Requirements
Below are some records; repeat them all exactly, minus the pictures.

Input data
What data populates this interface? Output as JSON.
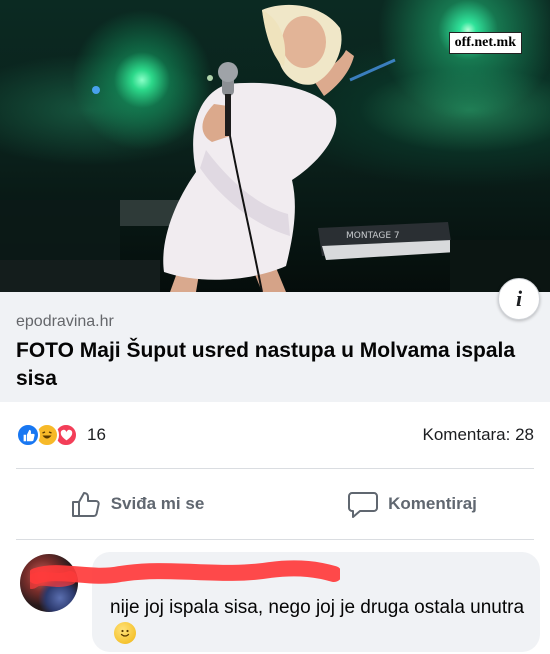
{
  "photo": {
    "watermark": "off.net.mk",
    "keyboard_label": "MONTAGE 7"
  },
  "link": {
    "domain": "epodravina.hr",
    "title": "FOTO Maji Šuput usred nastupa u Molvama ispala sisa"
  },
  "reactions": {
    "count": "16",
    "icons": [
      "like-icon",
      "haha-icon",
      "love-icon"
    ],
    "comments_label": "Komentara: 28"
  },
  "actions": {
    "like_label": "Sviđa mi se",
    "comment_label": "Komentiraj"
  },
  "comment": {
    "text": "nije joj ispala sisa, nego joj je druga ostala unutra",
    "emoji": "slightly-smiling-face-icon"
  },
  "colors": {
    "like_blue": "#1877f2",
    "haha_yellow": "#f7b928",
    "love_red": "#f33e58",
    "scribble_red": "#ff3b3b",
    "link_bg": "#f0f2f5"
  }
}
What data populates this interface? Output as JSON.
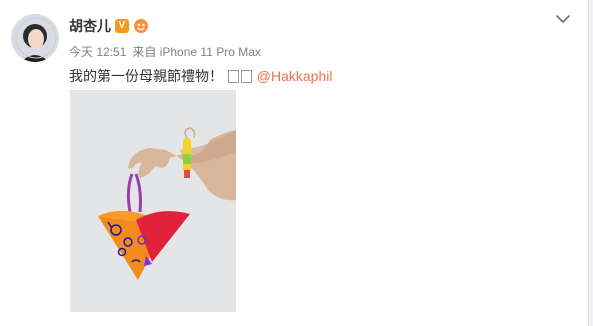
{
  "post": {
    "username": "胡杏儿",
    "vip_badge": "V",
    "timestamp": "今天 12:51",
    "source": "来自 iPhone 11 Pro Max",
    "text": "我的第一份母親節禮物！",
    "mention": "@Hakkaphil"
  },
  "icons": {
    "menu": "chevron-down-icon",
    "avatar": "profile-avatar",
    "member": "member-badge-icon"
  },
  "colors": {
    "mention": "#eb7350",
    "badge": "#f39b1c",
    "meta_text": "#808080",
    "photo_bg": "#e4e5e6"
  }
}
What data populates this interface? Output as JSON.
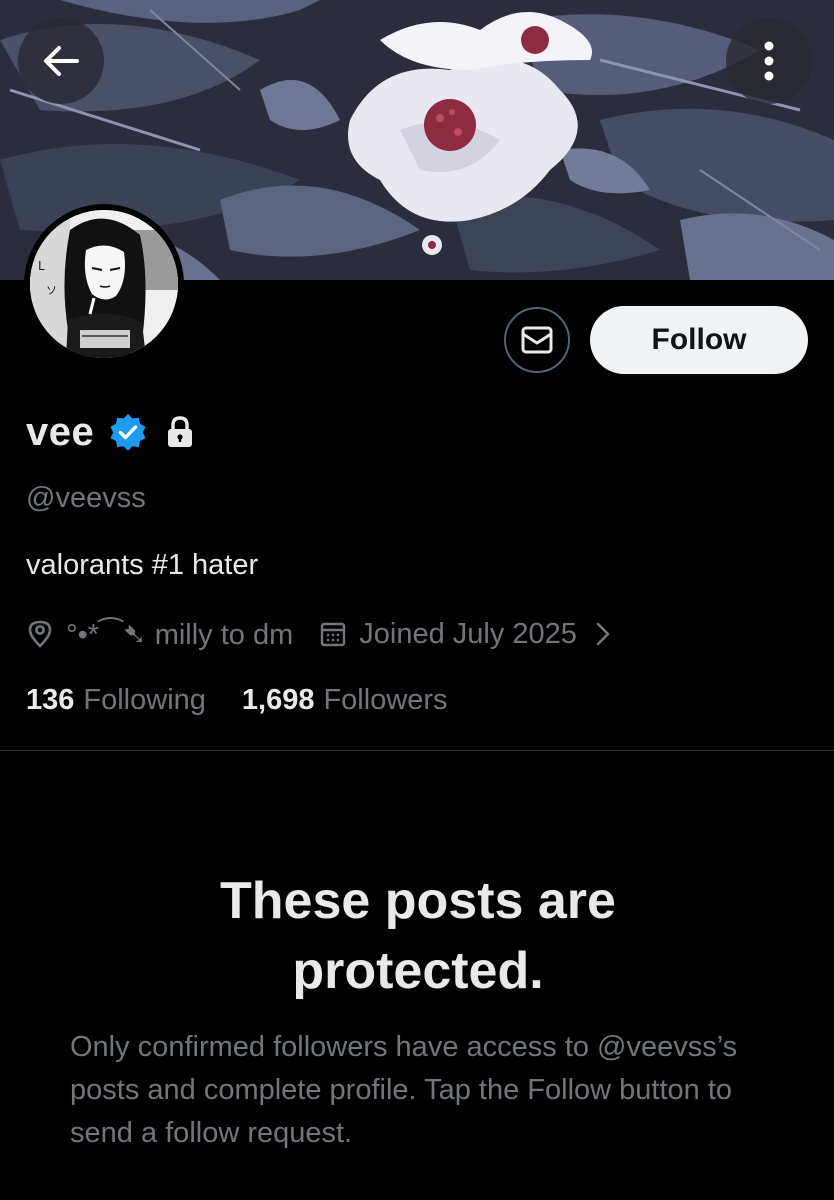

The reply
What data populates this interface? Output as JSON.
{
  "photo": {
    "watermark": "off.net.mk",
    "keyboard_label": "MONTAGE 7"
  },
  "link": {
    "domain": "epodravina.hr",
    "title": "FOTO Maji Šuput usred nastupa u Molvama ispala sisa"
  },
  "reactions": {
    "count": "16",
    "icons": [
      "like-icon",
      "haha-icon",
      "love-icon"
    ],
    "comments_label": "Komentara: 28"
  },
  "actions": {
    "like_label": "Sviđa mi se",
    "comment_label": "Komentiraj"
  },
  "comment": {
    "text": "nije joj ispala sisa, nego joj je druga ostala unutra",
    "emoji": "slightly-smiling-face-icon"
  },
  "colors": {
    "like_blue": "#1877f2",
    "haha_yellow": "#f7b928",
    "love_red": "#f33e58",
    "scribble_red": "#ff3b3b",
    "link_bg": "#f0f2f5"
  }
}
What data populates this interface? Output as JSON.
{
  "post": {
    "username": "胡杏儿",
    "vip_badge": "V",
    "timestamp": "今天 12:51",
    "source": "来自 iPhone 11 Pro Max",
    "text": "我的第一份母親節禮物！",
    "mention": "@Hakkaphil"
  },
  "icons": {
    "menu": "chevron-down-icon",
    "avatar": "profile-avatar",
    "member": "member-badge-icon"
  },
  "colors": {
    "mention": "#eb7350",
    "badge": "#f39b1c",
    "meta_text": "#808080",
    "photo_bg": "#e4e5e6"
  }
}
What data populates this interface? Output as JSON.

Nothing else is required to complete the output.